Copy each line in the data that includes the word "this".

*** INFORMATION GIVEN

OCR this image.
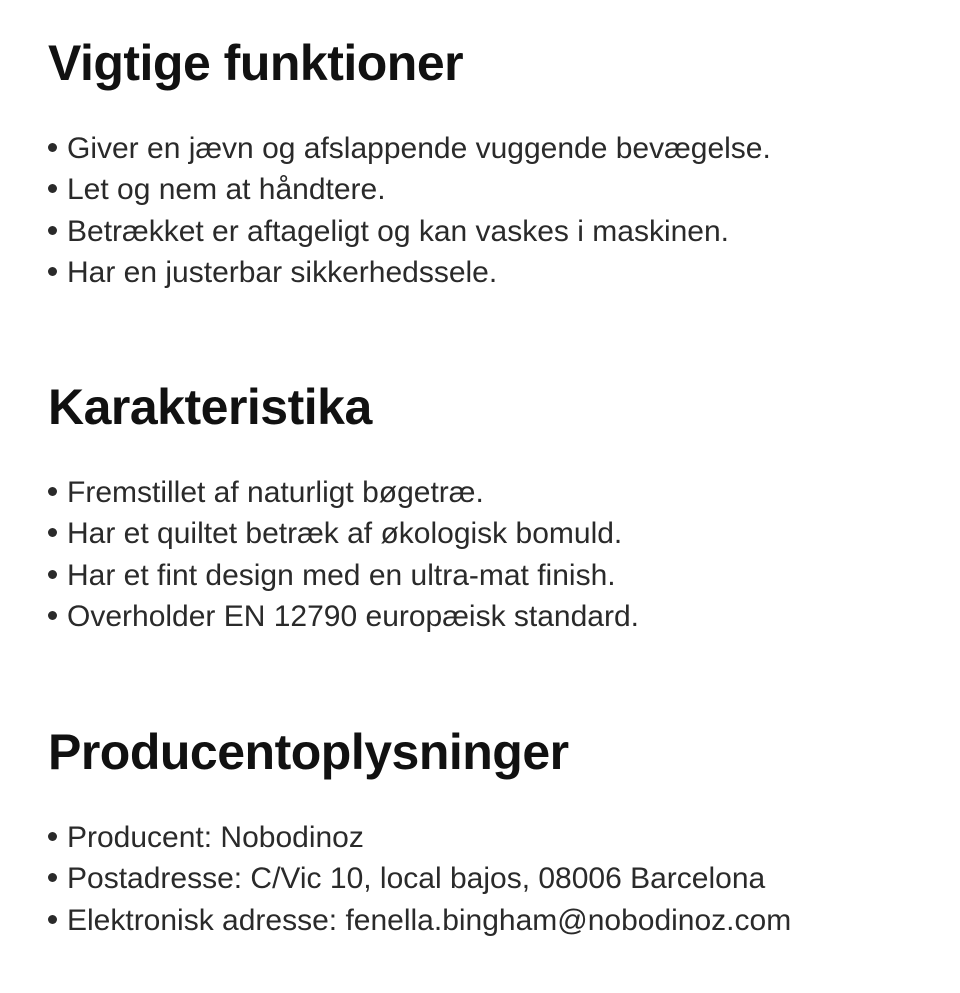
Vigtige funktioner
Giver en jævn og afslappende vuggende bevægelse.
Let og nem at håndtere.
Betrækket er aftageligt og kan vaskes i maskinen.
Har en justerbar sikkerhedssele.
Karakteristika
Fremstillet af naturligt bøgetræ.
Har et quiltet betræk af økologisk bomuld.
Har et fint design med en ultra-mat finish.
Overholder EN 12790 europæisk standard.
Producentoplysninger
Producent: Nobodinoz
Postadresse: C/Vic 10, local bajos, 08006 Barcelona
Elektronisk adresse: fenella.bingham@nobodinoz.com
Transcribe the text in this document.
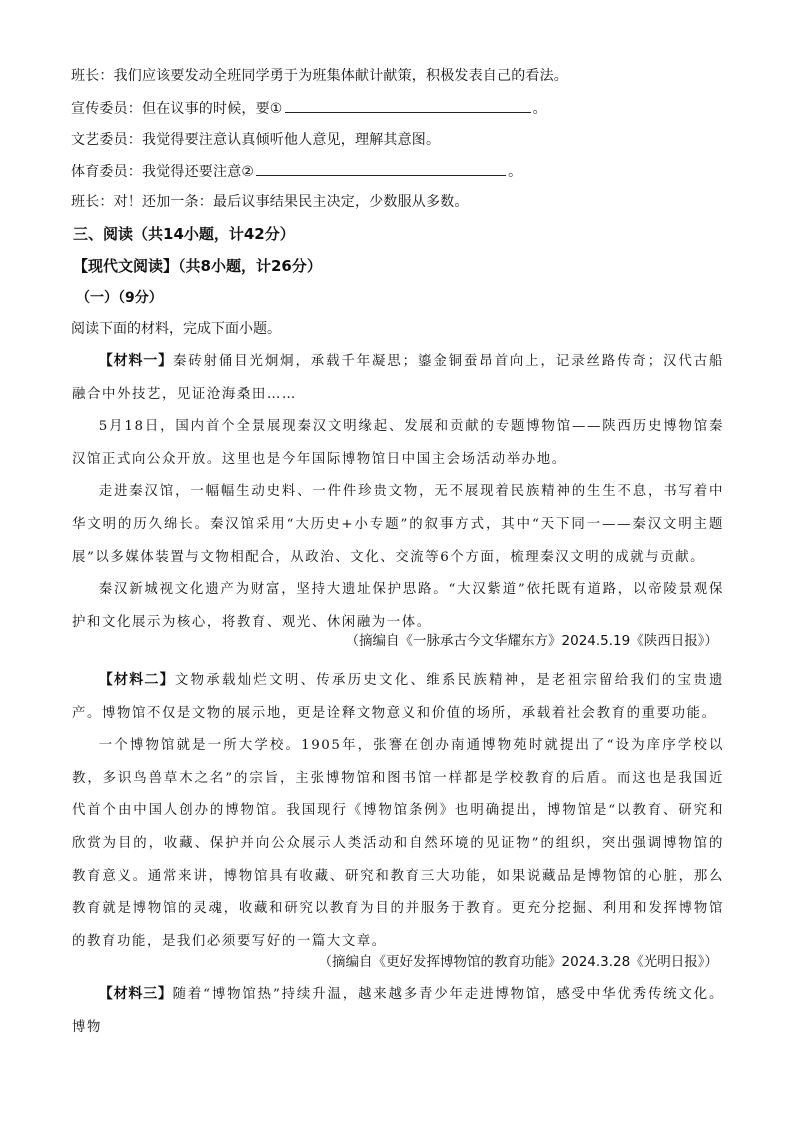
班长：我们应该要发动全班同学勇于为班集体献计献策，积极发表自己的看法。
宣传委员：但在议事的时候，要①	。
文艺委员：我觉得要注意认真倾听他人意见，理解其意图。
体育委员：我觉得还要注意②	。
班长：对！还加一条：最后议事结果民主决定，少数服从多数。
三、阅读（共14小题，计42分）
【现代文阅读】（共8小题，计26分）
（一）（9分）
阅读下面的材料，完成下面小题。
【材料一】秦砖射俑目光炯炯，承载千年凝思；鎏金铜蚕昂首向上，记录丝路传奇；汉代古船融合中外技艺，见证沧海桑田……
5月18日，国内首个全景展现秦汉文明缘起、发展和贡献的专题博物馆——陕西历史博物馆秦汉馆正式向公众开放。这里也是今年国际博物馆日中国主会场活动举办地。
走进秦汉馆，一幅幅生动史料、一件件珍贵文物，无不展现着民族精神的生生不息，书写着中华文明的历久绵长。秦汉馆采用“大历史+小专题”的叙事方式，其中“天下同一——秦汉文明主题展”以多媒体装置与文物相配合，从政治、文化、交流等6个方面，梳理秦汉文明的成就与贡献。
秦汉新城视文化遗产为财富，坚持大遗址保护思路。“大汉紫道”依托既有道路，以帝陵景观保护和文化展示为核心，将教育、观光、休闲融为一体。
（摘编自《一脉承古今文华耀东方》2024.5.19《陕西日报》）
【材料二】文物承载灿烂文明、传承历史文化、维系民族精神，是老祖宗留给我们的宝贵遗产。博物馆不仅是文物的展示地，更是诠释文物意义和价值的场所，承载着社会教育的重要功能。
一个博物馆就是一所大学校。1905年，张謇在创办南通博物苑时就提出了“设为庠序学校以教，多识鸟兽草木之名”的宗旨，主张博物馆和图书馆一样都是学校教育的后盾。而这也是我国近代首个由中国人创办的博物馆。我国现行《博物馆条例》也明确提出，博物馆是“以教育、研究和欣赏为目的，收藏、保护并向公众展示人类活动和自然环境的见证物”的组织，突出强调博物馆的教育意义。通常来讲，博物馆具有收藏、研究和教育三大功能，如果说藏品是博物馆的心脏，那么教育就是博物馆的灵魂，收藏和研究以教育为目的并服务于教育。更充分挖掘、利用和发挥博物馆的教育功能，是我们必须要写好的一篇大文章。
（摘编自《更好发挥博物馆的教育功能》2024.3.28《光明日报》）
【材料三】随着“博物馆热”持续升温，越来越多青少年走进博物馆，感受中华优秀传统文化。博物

******

◆ ANSWER TO THE EXERCISE
OCR this image.
Transcribe the text in this document.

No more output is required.